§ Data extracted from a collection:
+++
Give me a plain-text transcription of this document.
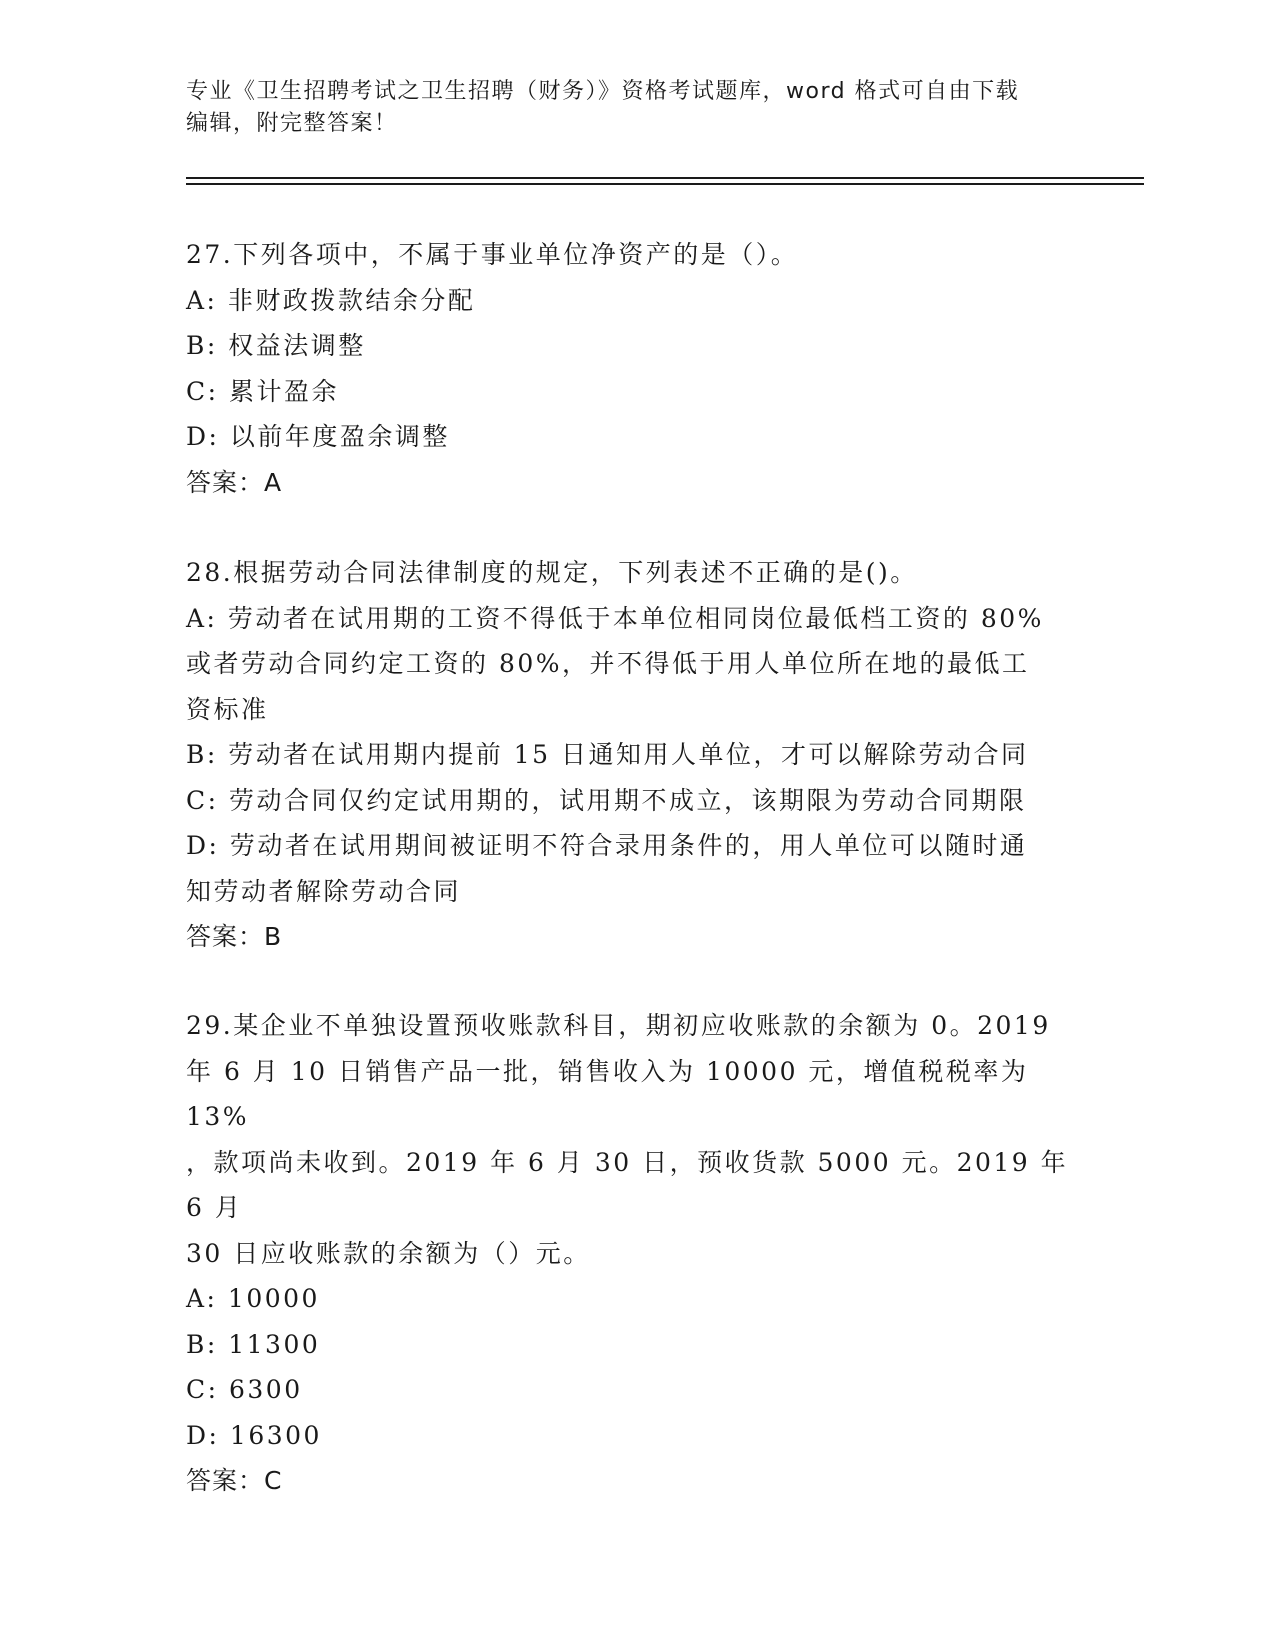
专业《卫生招聘考试之卫生招聘（财务）》资格考试题库，word 格式可自由下载
编辑，附完整答案！
27.下列各项中，不属于事业单位净资产的是（）。
A: 非财政拨款结余分配
B: 权益法调整
C: 累计盈余
D: 以前年度盈余调整
答案：A
28.根据劳动合同法律制度的规定，下列表述不正确的是()。
A: 劳动者在试用期的工资不得低于本单位相同岗位最低档工资的 80%
或者劳动合同约定工资的 80%，并不得低于用人单位所在地的最低工
资标准
B: 劳动者在试用期内提前 15 日通知用人单位，才可以解除劳动合同
C: 劳动合同仅约定试用期的，试用期不成立，该期限为劳动合同期限
D: 劳动者在试用期间被证明不符合录用条件的，用人单位可以随时通
知劳动者解除劳动合同
答案：B
29.某企业不单独设置预收账款科目，期初应收账款的余额为 0。2019
年 6 月 10 日销售产品一批，销售收入为 10000 元，增值税税率为 13%
，款项尚未收到。2019 年 6 月 30 日，预收货款 5000 元。2019 年 6 月
30 日应收账款的余额为（）元。
A: 10000
B: 11300
C: 6300
D: 16300
答案：C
+++
§ Task objective:
Nothing in the entries above should change when they are printed again, except that the pictures are dropped.

§ Output for this task:
Give me a plain-text transcription of this document.
专业《卫生招聘考试之卫生招聘（财务）》资格考试题库，word 格式可自由下载
编辑，附完整答案！
27.下列各项中，不属于事业单位净资产的是（）。
A: 非财政拨款结余分配
B: 权益法调整
C: 累计盈余
D: 以前年度盈余调整
答案：A
28.根据劳动合同法律制度的规定，下列表述不正确的是()。
A: 劳动者在试用期的工资不得低于本单位相同岗位最低档工资的 80%
或者劳动合同约定工资的 80%，并不得低于用人单位所在地的最低工
资标准
B: 劳动者在试用期内提前 15 日通知用人单位，才可以解除劳动合同
C: 劳动合同仅约定试用期的，试用期不成立，该期限为劳动合同期限
D: 劳动者在试用期间被证明不符合录用条件的，用人单位可以随时通
知劳动者解除劳动合同
答案：B
29.某企业不单独设置预收账款科目，期初应收账款的余额为 0。2019
年 6 月 10 日销售产品一批，销售收入为 10000 元，增值税税率为 13%
，款项尚未收到。2019 年 6 月 30 日，预收货款 5000 元。2019 年 6 月
30 日应收账款的余额为（）元。
A: 10000
B: 11300
C: 6300
D: 16300
答案：C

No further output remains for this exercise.